Go through the lines below and copy each one that holds the string "noise".

Excerpts from a figure dataset

--- start ---

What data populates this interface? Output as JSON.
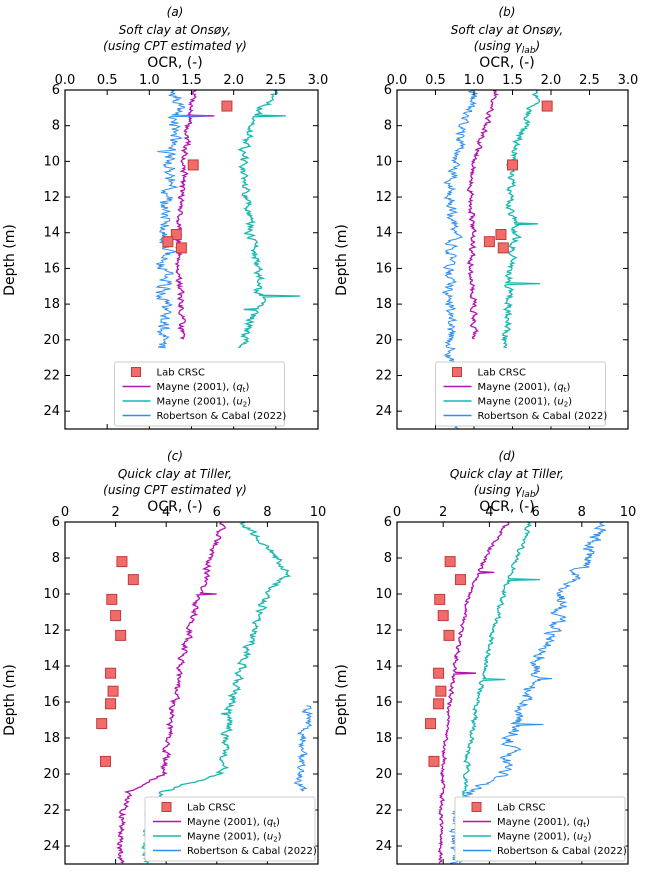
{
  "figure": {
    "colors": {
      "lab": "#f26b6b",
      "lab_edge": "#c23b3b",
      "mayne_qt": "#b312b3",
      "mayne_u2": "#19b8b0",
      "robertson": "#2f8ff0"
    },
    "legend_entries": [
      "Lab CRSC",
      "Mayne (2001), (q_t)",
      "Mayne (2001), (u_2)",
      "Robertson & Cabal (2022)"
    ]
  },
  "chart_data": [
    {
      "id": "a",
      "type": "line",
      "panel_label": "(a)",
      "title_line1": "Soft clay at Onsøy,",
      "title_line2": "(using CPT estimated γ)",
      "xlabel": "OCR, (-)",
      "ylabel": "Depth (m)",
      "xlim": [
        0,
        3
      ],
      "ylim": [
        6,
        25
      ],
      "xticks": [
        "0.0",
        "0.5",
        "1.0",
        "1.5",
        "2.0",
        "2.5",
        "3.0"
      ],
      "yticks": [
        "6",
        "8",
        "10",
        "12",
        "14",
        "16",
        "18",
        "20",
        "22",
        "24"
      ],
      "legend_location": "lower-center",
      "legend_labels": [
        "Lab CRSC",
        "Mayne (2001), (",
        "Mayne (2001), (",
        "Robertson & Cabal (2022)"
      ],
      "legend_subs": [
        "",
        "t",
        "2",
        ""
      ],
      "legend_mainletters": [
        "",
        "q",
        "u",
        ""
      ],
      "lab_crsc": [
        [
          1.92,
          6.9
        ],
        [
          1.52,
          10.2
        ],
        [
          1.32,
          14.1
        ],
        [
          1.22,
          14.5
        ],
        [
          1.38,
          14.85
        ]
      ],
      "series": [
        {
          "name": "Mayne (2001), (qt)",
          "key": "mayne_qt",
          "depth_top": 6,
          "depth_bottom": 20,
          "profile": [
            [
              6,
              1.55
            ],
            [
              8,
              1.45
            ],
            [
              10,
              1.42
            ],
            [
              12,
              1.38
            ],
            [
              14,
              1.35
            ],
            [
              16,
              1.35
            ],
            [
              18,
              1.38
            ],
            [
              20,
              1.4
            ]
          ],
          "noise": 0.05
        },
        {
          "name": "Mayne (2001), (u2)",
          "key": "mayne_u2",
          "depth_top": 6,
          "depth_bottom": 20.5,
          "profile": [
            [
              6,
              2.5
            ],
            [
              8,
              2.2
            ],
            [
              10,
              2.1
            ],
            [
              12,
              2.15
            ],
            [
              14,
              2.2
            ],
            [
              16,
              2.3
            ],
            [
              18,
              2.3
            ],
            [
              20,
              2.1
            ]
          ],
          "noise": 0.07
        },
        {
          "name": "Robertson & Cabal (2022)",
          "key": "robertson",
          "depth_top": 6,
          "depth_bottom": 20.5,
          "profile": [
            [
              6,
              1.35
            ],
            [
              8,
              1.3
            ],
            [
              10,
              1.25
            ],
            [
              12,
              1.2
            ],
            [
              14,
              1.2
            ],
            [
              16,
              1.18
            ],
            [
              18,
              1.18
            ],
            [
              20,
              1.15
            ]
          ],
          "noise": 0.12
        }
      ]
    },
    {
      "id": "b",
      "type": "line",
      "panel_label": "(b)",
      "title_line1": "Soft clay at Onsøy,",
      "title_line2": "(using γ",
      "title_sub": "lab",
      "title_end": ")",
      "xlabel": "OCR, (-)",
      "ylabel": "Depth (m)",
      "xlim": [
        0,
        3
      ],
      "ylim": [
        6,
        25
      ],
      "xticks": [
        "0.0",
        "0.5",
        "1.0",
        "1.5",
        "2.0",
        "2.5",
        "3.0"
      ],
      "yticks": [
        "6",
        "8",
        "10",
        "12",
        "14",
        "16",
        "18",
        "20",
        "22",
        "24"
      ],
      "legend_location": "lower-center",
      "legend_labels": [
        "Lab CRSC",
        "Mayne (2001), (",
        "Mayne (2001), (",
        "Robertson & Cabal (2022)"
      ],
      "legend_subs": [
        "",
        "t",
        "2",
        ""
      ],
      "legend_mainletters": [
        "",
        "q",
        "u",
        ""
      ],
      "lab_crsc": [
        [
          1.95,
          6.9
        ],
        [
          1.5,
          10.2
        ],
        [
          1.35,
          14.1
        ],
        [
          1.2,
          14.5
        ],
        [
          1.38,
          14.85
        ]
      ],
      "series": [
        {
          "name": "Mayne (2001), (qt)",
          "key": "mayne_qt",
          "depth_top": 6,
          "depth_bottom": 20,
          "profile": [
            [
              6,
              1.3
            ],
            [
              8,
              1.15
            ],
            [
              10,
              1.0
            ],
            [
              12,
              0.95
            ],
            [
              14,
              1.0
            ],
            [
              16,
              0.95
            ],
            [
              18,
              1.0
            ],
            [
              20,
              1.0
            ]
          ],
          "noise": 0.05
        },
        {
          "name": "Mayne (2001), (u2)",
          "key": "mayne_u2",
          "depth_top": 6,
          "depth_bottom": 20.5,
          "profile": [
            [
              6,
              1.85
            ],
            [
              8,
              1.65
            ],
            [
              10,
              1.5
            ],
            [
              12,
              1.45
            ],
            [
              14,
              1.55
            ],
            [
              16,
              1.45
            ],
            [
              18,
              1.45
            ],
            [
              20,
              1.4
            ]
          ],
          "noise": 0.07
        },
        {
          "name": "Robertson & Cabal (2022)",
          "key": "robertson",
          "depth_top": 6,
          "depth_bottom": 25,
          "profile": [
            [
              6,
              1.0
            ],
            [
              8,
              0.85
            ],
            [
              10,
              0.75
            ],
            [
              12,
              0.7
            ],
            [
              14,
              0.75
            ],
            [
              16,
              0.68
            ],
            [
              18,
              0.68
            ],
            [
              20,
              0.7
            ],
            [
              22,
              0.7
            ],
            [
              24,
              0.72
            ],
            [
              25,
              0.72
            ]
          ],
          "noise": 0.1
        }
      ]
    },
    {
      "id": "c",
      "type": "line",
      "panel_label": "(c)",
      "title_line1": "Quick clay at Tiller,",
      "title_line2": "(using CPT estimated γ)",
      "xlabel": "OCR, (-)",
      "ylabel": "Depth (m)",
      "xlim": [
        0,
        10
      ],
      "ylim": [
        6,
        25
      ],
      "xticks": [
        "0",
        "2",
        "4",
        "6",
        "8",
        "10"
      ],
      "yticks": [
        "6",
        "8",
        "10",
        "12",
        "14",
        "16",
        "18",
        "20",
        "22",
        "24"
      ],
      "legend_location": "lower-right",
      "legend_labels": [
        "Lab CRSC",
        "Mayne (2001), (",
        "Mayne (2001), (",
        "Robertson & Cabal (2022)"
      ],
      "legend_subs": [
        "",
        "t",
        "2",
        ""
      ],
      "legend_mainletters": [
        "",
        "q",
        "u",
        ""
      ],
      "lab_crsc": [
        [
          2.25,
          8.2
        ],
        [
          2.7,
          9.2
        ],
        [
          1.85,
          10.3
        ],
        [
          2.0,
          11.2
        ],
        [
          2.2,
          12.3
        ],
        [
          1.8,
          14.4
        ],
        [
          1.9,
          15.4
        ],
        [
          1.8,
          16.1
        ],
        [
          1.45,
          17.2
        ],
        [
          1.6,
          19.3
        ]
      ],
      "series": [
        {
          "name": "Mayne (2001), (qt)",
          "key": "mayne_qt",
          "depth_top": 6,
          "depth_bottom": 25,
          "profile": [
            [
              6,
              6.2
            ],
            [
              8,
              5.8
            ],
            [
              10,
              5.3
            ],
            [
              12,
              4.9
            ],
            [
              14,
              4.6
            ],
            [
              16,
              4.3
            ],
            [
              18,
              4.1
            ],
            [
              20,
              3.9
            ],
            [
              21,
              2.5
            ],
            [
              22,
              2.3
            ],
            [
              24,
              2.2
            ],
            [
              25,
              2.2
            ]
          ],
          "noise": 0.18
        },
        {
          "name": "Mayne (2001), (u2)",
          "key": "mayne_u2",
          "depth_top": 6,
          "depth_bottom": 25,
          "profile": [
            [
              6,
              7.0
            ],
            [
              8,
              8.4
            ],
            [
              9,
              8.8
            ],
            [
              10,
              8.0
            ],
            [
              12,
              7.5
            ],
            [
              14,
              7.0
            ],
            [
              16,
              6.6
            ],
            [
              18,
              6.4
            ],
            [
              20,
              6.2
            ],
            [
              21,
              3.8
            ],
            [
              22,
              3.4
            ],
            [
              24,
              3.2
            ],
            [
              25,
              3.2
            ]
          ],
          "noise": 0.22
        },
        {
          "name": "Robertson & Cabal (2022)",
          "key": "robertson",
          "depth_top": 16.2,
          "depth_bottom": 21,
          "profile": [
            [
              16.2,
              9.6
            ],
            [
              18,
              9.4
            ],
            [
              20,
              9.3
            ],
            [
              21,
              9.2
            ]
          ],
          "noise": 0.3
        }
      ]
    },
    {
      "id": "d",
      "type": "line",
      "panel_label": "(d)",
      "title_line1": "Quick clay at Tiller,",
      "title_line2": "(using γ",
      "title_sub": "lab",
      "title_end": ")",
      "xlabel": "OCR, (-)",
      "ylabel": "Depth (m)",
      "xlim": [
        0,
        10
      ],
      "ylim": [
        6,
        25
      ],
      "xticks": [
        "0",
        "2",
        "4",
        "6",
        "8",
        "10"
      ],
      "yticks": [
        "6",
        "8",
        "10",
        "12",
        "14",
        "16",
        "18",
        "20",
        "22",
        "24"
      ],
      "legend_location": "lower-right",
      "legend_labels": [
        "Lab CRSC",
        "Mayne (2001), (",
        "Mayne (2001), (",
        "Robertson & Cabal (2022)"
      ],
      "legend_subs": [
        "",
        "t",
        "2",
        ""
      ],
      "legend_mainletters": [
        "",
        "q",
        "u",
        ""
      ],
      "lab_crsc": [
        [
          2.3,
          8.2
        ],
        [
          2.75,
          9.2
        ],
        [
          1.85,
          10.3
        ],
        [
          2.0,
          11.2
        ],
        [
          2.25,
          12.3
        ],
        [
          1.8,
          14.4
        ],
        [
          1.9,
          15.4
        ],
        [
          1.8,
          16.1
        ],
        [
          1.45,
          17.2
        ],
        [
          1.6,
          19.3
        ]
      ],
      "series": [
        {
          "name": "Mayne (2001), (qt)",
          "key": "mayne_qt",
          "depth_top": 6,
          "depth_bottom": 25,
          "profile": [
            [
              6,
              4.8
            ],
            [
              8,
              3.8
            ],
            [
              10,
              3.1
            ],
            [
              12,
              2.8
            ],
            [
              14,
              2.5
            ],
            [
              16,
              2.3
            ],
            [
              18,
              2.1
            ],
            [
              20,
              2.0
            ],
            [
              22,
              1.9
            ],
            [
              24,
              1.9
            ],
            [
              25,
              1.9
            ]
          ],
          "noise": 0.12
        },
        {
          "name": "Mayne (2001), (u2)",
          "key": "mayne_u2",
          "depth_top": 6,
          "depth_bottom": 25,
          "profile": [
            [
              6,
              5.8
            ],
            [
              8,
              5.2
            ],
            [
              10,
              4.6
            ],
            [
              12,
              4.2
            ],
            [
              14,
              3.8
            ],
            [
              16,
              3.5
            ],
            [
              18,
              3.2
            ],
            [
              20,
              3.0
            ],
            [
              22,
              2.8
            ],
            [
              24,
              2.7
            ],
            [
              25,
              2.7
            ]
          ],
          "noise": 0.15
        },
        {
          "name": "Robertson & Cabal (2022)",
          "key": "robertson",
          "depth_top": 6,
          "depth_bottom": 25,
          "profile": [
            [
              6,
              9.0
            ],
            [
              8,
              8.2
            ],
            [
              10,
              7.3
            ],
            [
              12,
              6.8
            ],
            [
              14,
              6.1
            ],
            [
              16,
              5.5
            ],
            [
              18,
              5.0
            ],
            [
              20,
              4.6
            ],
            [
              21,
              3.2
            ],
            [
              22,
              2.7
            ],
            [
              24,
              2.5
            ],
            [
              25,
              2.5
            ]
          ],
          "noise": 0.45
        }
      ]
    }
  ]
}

--- end ---
--- start ---

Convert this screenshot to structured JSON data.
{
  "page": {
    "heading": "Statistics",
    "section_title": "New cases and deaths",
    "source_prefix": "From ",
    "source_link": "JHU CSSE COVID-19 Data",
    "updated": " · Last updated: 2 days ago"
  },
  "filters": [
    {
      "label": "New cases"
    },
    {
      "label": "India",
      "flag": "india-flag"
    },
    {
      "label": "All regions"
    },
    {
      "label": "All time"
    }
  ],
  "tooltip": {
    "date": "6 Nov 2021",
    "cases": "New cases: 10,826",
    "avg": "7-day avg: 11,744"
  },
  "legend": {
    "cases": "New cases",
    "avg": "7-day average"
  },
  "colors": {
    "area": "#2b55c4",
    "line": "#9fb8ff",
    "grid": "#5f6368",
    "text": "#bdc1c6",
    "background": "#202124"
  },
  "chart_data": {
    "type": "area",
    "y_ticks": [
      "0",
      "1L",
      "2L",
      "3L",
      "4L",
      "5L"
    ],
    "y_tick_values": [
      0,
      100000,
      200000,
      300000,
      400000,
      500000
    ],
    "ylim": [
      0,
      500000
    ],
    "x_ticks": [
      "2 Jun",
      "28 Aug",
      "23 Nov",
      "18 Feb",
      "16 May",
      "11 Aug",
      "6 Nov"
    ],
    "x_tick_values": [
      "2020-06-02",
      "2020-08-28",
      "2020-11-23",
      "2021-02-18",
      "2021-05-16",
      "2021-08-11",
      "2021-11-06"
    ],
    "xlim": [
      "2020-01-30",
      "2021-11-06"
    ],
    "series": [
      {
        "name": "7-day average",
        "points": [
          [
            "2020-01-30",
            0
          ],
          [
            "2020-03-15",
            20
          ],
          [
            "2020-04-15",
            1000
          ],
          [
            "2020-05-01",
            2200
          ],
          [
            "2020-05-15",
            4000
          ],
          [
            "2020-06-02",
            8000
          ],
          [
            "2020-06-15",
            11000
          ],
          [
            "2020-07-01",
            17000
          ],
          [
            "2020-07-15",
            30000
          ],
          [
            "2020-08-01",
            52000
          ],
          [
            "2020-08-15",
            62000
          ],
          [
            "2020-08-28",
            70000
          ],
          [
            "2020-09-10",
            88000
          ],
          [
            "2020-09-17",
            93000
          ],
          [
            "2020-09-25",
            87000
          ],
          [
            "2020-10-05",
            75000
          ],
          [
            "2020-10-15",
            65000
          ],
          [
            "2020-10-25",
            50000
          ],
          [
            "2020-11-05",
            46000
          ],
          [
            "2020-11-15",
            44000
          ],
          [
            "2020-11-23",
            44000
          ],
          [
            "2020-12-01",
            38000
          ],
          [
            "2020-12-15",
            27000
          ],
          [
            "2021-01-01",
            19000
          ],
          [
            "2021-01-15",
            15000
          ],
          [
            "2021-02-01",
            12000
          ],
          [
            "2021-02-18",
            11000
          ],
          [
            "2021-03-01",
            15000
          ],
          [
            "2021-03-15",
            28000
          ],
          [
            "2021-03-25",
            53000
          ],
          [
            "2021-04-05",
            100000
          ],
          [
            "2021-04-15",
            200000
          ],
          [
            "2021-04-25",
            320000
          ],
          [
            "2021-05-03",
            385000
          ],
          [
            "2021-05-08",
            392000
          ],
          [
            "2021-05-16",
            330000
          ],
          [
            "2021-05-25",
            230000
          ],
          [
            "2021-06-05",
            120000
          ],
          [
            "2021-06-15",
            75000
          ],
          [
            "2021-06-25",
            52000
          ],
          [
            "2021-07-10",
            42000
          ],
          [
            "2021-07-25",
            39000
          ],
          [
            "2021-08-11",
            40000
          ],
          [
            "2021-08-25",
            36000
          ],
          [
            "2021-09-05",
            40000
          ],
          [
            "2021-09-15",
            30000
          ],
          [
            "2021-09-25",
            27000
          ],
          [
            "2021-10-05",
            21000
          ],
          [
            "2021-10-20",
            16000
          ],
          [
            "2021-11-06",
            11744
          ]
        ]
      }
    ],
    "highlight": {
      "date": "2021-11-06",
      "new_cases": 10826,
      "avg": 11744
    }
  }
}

--- end ---
--- start ---

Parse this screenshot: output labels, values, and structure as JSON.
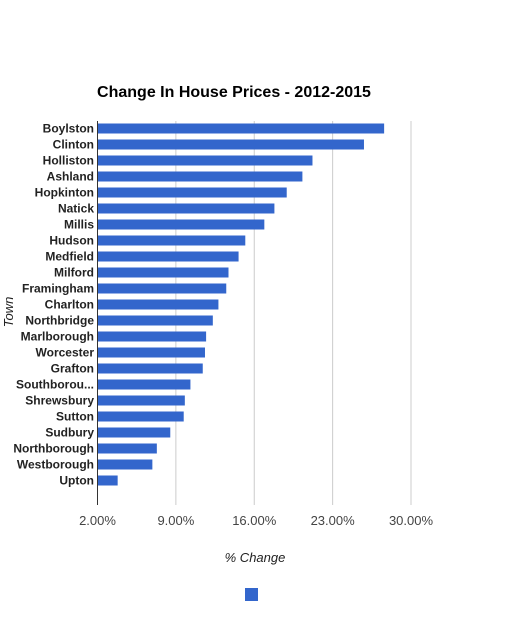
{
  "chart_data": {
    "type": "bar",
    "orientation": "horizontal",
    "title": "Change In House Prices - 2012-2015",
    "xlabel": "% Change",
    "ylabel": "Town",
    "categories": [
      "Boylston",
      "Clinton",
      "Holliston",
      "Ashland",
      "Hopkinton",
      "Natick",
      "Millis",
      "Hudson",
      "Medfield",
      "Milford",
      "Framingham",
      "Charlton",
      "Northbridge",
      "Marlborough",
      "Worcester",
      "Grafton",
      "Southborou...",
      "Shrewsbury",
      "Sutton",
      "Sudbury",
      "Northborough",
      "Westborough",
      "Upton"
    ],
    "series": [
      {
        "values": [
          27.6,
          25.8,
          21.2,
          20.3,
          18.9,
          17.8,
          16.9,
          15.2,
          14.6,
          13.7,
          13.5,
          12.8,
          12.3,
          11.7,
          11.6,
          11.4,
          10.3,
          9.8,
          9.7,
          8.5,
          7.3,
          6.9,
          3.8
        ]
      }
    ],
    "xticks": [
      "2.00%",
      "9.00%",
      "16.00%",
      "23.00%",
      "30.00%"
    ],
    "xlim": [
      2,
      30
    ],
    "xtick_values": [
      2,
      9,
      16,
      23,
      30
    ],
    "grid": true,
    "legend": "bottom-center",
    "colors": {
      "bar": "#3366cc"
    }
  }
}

--- end ---

» **Result for this exercise**:
          "noise": 0.05
          "noise": 0.07
          "noise": 0.12
          "noise": 0.05
          "noise": 0.07
          "noise": 0.1
          "noise": 0.18
          "noise": 0.22
          "noise": 0.3
          "noise": 0.12
          "noise": 0.15
          "noise": 0.45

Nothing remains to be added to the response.